*Exercise objective:* Locate every line below that contains the word "ylabel" and copy it.

*Data records:*
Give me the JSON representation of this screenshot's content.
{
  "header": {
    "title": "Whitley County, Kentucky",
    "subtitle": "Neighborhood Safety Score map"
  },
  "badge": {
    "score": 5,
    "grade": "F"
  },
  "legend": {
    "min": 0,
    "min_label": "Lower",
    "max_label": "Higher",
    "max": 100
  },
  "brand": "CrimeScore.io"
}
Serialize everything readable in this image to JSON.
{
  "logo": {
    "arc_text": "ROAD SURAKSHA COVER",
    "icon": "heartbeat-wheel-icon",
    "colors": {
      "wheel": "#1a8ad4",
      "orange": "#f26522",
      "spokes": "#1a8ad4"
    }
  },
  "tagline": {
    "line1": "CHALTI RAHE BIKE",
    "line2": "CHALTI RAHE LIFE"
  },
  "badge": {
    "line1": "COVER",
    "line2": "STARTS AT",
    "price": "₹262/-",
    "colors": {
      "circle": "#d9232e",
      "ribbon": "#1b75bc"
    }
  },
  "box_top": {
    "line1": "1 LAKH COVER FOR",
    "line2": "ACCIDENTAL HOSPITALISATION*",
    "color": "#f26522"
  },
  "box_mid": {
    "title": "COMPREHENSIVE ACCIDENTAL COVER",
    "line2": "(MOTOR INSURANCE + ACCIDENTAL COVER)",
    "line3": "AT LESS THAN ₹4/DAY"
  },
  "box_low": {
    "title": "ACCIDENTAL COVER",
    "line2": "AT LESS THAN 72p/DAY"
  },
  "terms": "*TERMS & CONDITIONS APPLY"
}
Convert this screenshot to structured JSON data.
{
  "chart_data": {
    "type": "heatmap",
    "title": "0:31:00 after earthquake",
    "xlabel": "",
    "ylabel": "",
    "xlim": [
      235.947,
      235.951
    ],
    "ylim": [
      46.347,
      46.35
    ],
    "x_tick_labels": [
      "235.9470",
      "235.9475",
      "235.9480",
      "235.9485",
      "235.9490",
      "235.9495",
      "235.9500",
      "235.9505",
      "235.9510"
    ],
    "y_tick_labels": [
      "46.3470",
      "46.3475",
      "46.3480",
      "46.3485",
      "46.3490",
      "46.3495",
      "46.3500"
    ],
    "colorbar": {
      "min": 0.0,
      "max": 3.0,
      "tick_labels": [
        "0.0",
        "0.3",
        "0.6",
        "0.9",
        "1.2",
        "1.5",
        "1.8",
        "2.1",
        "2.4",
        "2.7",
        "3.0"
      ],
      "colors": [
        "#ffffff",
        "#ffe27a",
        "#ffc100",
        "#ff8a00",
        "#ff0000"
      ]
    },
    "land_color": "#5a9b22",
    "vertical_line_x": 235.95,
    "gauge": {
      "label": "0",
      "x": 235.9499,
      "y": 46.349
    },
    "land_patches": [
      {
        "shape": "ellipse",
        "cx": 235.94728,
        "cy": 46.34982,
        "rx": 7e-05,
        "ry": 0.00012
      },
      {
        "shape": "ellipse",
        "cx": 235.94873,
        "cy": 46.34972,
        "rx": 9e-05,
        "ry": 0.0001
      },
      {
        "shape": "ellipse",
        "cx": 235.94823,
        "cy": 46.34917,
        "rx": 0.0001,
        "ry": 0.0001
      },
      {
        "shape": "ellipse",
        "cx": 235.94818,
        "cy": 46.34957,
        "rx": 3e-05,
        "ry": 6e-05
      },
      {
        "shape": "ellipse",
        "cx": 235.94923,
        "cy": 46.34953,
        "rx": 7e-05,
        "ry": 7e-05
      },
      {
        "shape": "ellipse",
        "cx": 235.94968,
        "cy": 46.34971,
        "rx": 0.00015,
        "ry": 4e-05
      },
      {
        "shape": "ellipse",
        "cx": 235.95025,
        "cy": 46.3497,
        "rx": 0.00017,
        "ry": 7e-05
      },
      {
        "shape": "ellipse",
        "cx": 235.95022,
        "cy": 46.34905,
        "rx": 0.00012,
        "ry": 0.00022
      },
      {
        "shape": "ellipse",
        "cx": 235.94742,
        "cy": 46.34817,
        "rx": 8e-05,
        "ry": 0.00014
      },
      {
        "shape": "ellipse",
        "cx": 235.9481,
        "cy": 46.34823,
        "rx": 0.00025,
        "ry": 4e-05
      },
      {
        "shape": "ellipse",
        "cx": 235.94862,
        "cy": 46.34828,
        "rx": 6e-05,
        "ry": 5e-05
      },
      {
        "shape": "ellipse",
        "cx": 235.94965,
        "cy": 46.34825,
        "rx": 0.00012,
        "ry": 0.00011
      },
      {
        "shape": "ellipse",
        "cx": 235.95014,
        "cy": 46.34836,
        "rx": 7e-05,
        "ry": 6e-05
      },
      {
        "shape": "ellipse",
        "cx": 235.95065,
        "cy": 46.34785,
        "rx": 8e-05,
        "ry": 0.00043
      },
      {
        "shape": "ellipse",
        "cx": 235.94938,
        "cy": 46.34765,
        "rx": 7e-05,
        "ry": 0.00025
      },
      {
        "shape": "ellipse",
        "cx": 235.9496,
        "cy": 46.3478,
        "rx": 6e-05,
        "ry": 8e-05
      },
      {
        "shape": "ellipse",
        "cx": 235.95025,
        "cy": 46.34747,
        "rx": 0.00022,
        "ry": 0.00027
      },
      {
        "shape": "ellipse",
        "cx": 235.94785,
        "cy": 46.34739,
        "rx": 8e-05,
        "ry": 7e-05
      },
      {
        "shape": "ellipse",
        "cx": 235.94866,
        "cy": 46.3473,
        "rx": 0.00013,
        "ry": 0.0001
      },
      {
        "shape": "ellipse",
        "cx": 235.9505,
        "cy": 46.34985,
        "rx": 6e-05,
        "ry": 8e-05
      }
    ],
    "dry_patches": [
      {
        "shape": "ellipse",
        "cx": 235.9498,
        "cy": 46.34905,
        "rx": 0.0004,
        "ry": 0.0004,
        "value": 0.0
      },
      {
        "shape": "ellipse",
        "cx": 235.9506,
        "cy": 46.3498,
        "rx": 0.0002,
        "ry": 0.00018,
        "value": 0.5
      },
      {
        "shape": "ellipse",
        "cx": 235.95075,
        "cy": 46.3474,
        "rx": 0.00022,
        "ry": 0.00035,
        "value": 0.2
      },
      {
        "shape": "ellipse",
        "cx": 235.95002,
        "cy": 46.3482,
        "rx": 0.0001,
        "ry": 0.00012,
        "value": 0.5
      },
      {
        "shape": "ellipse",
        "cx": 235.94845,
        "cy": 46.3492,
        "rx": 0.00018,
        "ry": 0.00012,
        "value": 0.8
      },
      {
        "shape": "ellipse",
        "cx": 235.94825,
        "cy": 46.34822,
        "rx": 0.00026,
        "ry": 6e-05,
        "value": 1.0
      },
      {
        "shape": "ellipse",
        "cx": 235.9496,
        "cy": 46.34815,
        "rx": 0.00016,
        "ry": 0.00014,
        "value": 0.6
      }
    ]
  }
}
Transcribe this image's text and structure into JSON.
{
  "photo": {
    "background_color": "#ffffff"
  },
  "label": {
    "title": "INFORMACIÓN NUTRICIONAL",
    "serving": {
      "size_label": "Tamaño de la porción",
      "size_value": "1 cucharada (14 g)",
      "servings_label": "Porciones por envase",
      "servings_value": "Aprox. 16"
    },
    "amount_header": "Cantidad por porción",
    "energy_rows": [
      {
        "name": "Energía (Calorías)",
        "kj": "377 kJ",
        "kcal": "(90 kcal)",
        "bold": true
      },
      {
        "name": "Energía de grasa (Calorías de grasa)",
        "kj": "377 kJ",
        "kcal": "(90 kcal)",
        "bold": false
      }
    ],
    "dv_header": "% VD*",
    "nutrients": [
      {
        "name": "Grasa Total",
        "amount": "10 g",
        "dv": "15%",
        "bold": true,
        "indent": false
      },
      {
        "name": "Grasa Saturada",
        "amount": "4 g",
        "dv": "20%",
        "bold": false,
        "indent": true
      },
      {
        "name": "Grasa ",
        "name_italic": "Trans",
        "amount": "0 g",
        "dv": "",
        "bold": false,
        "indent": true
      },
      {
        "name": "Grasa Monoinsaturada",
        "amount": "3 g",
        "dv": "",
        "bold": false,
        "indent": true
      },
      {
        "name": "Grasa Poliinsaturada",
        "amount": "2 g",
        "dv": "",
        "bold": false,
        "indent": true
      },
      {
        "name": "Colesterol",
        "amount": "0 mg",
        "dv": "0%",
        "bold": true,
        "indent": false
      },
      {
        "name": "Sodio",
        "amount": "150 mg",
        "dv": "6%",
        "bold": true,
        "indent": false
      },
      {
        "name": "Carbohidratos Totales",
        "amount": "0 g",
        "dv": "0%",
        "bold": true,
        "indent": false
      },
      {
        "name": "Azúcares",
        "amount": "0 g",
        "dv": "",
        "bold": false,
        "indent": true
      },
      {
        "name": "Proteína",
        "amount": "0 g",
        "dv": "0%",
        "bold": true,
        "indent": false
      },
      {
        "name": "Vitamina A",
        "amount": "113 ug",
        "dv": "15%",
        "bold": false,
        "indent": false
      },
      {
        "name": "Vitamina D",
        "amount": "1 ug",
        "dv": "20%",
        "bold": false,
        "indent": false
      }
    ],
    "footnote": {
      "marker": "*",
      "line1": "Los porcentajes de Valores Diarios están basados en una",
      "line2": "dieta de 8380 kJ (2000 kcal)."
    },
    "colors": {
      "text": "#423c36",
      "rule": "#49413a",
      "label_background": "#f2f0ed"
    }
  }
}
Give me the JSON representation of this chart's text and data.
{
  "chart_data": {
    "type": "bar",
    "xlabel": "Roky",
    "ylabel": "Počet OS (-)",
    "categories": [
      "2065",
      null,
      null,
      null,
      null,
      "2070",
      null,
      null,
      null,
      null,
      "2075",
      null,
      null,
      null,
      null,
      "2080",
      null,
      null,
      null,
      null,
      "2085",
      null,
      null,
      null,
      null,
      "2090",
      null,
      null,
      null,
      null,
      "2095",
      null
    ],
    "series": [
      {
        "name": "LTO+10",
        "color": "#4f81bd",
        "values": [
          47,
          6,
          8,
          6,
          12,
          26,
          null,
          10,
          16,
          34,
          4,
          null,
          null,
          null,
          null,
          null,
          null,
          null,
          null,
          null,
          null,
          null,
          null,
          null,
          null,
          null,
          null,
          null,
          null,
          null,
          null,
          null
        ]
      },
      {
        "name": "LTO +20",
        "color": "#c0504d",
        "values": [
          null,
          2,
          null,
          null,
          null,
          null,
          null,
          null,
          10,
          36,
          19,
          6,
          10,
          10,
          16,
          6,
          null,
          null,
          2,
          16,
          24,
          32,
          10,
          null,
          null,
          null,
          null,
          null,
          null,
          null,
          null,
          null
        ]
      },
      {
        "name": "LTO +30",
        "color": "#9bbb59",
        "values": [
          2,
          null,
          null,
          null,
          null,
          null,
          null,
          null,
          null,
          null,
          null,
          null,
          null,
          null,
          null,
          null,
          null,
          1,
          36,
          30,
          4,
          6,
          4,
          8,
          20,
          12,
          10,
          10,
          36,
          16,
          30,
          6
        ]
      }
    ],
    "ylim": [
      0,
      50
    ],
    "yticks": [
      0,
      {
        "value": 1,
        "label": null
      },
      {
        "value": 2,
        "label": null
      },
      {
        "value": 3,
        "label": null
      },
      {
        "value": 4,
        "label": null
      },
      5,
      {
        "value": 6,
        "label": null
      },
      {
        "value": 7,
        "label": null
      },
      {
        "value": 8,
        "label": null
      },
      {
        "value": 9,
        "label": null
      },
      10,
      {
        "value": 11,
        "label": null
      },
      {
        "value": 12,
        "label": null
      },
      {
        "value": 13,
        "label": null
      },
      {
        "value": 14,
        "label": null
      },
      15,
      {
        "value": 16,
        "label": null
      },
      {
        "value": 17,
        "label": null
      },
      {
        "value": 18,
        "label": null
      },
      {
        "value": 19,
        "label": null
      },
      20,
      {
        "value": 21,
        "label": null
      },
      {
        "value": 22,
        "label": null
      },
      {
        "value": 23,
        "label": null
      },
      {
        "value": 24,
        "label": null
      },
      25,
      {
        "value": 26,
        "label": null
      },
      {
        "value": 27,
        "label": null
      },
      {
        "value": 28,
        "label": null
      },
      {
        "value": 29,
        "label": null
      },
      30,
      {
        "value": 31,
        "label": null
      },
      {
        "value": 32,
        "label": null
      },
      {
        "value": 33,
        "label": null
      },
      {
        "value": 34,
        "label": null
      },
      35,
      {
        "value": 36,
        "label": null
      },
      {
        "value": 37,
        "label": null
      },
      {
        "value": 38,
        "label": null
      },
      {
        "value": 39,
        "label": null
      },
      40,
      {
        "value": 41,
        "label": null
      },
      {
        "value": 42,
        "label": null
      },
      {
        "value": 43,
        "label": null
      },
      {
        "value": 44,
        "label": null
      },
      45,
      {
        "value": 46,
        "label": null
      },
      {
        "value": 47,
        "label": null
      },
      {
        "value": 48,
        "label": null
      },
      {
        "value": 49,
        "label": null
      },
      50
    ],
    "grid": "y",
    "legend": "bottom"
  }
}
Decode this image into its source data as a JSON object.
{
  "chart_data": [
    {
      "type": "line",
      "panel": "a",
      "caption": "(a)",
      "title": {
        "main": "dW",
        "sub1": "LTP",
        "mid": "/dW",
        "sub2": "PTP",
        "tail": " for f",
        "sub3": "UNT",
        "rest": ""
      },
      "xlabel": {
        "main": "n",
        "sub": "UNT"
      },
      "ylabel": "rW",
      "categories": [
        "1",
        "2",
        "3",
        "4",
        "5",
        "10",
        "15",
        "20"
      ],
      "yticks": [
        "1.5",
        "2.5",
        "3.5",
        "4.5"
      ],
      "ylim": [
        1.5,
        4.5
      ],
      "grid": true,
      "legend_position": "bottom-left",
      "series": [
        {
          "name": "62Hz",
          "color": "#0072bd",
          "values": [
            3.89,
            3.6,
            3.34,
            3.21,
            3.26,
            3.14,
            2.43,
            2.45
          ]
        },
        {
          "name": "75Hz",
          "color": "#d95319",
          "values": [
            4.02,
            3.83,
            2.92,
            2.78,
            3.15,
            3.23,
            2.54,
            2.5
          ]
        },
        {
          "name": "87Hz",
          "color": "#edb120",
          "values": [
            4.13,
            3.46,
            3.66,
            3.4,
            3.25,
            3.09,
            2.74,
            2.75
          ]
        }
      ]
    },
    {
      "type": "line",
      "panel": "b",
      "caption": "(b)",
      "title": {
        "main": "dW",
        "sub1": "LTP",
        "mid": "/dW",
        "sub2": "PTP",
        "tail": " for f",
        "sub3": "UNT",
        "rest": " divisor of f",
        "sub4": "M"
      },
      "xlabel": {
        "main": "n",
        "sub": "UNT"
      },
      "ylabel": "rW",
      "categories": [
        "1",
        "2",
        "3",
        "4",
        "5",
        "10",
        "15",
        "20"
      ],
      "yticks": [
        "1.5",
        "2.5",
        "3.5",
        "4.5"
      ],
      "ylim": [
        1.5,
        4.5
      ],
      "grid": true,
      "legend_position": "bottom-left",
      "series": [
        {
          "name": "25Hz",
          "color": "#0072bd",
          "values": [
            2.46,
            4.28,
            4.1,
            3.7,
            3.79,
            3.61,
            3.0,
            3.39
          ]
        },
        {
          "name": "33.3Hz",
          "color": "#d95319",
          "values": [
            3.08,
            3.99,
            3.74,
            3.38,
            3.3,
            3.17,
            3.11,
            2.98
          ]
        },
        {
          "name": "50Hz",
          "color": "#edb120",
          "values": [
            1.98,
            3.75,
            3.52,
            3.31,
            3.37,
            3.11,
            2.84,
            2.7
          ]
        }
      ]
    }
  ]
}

*Solution below:*
    "ylabel": "",
    "ylabel": "Počet OS (-)",
      "ylabel": "rW",
      "ylabel": "rW",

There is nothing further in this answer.